*CHALLENGE*. Copy out the data below verbatim.

*DATA*.
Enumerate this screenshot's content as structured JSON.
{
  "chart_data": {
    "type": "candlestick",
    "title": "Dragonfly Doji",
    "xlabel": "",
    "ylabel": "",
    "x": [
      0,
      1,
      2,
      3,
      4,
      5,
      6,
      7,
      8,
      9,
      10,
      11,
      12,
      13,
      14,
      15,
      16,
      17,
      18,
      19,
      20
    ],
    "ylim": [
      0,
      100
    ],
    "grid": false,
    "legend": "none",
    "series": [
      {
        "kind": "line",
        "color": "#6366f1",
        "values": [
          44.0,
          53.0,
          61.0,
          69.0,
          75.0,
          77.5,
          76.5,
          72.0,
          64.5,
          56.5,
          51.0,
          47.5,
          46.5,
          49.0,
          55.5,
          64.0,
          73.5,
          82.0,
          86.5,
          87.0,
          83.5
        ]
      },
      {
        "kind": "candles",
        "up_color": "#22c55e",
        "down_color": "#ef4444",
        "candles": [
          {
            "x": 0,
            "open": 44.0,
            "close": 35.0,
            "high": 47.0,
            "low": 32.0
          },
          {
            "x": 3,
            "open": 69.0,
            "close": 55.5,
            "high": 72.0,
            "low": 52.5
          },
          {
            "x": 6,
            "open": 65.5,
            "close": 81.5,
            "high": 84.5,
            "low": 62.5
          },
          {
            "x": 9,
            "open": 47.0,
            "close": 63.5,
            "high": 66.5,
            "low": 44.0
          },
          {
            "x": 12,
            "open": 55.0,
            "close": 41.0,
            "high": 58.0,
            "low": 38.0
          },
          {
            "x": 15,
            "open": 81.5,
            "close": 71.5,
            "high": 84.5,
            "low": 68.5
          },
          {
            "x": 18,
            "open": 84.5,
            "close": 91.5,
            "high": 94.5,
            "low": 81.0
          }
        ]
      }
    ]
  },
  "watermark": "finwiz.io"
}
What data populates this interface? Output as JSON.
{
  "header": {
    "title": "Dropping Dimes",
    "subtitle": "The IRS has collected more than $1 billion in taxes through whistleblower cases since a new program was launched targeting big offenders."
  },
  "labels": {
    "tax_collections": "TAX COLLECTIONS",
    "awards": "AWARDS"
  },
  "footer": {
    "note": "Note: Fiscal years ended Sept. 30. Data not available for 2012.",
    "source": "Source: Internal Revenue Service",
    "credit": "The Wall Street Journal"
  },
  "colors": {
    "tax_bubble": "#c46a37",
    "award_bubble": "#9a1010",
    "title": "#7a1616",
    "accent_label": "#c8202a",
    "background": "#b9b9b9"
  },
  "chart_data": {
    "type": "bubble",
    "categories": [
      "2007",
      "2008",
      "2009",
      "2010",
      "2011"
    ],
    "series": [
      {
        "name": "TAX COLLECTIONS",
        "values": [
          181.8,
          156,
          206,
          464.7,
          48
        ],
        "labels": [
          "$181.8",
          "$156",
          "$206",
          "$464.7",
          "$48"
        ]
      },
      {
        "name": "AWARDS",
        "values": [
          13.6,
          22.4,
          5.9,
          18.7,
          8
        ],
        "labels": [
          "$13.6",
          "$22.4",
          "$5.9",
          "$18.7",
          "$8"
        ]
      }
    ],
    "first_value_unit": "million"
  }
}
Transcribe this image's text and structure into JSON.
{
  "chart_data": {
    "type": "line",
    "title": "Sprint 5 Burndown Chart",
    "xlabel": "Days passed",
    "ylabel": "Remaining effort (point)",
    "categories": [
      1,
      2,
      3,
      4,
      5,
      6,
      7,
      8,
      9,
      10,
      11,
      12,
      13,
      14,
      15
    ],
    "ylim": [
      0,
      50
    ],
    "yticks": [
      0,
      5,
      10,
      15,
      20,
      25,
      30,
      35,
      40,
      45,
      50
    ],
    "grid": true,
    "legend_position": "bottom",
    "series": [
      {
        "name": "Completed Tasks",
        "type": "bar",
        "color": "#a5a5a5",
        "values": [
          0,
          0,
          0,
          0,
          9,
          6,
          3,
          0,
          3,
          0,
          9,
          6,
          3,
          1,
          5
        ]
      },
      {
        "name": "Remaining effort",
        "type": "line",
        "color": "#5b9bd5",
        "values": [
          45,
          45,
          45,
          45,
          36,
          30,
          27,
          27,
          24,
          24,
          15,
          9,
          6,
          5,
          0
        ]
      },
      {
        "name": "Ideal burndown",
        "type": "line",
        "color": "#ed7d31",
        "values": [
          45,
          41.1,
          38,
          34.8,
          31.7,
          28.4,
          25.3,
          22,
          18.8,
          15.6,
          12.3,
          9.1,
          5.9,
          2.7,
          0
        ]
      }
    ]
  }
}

*SOLUTION TO THIS TASK*.
Enumerate this screenshot's content as structured JSON.
{
  "chart_data": {
    "type": "candlestick",
    "title": "Dragonfly Doji",
    "xlabel": "",
    "ylabel": "",
    "x": [
      0,
      1,
      2,
      3,
      4,
      5,
      6,
      7,
      8,
      9,
      10,
      11,
      12,
      13,
      14,
      15,
      16,
      17,
      18,
      19,
      20
    ],
    "ylim": [
      0,
      100
    ],
    "grid": false,
    "legend": "none",
    "series": [
      {
        "kind": "line",
        "color": "#6366f1",
        "values": [
          44.0,
          53.0,
          61.0,
          69.0,
          75.0,
          77.5,
          76.5,
          72.0,
          64.5,
          56.5,
          51.0,
          47.5,
          46.5,
          49.0,
          55.5,
          64.0,
          73.5,
          82.0,
          86.5,
          87.0,
          83.5
        ]
      },
      {
        "kind": "candles",
        "up_color": "#22c55e",
        "down_color": "#ef4444",
        "candles": [
          {
            "x": 0,
            "open": 44.0,
            "close": 35.0,
            "high": 47.0,
            "low": 32.0
          },
          {
            "x": 3,
            "open": 69.0,
            "close": 55.5,
            "high": 72.0,
            "low": 52.5
          },
          {
            "x": 6,
            "open": 65.5,
            "close": 81.5,
            "high": 84.5,
            "low": 62.5
          },
          {
            "x": 9,
            "open": 47.0,
            "close": 63.5,
            "high": 66.5,
            "low": 44.0
          },
          {
            "x": 12,
            "open": 55.0,
            "close": 41.0,
            "high": 58.0,
            "low": 38.0
          },
          {
            "x": 15,
            "open": 81.5,
            "close": 71.5,
            "high": 84.5,
            "low": 68.5
          },
          {
            "x": 18,
            "open": 84.5,
            "close": 91.5,
            "high": 94.5,
            "low": 81.0
          }
        ]
      }
    ]
  },
  "watermark": "finwiz.io"
}
What data populates this interface? Output as JSON.
{
  "header": {
    "title": "Dropping Dimes",
    "subtitle": "The IRS has collected more than $1 billion in taxes through whistleblower cases since a new program was launched targeting big offenders."
  },
  "labels": {
    "tax_collections": "TAX COLLECTIONS",
    "awards": "AWARDS"
  },
  "footer": {
    "note": "Note: Fiscal years ended Sept. 30. Data not available for 2012.",
    "source": "Source: Internal Revenue Service",
    "credit": "The Wall Street Journal"
  },
  "colors": {
    "tax_bubble": "#c46a37",
    "award_bubble": "#9a1010",
    "title": "#7a1616",
    "accent_label": "#c8202a",
    "background": "#b9b9b9"
  },
  "chart_data": {
    "type": "bubble",
    "categories": [
      "2007",
      "2008",
      "2009",
      "2010",
      "2011"
    ],
    "series": [
      {
        "name": "TAX COLLECTIONS",
        "values": [
          181.8,
          156,
          206,
          464.7,
          48
        ],
        "labels": [
          "$181.8",
          "$156",
          "$206",
          "$464.7",
          "$48"
        ]
      },
      {
        "name": "AWARDS",
        "values": [
          13.6,
          22.4,
          5.9,
          18.7,
          8
        ],
        "labels": [
          "$13.6",
          "$22.4",
          "$5.9",
          "$18.7",
          "$8"
        ]
      }
    ],
    "first_value_unit": "million"
  }
}
Transcribe this image's text and structure into JSON.
{
  "chart_data": {
    "type": "line",
    "title": "Sprint 5 Burndown Chart",
    "xlabel": "Days passed",
    "ylabel": "Remaining effort (point)",
    "categories": [
      1,
      2,
      3,
      4,
      5,
      6,
      7,
      8,
      9,
      10,
      11,
      12,
      13,
      14,
      15
    ],
    "ylim": [
      0,
      50
    ],
    "yticks": [
      0,
      5,
      10,
      15,
      20,
      25,
      30,
      35,
      40,
      45,
      50
    ],
    "grid": true,
    "legend_position": "bottom",
    "series": [
      {
        "name": "Completed Tasks",
        "type": "bar",
        "color": "#a5a5a5",
        "values": [
          0,
          0,
          0,
          0,
          9,
          6,
          3,
          0,
          3,
          0,
          9,
          6,
          3,
          1,
          5
        ]
      },
      {
        "name": "Remaining effort",
        "type": "line",
        "color": "#5b9bd5",
        "values": [
          45,
          45,
          45,
          45,
          36,
          30,
          27,
          27,
          24,
          24,
          15,
          9,
          6,
          5,
          0
        ]
      },
      {
        "name": "Ideal burndown",
        "type": "line",
        "color": "#ed7d31",
        "values": [
          45,
          41.1,
          38,
          34.8,
          31.7,
          28.4,
          25.3,
          22,
          18.8,
          15.6,
          12.3,
          9.1,
          5.9,
          2.7,
          0
        ]
      }
    ]
  }
}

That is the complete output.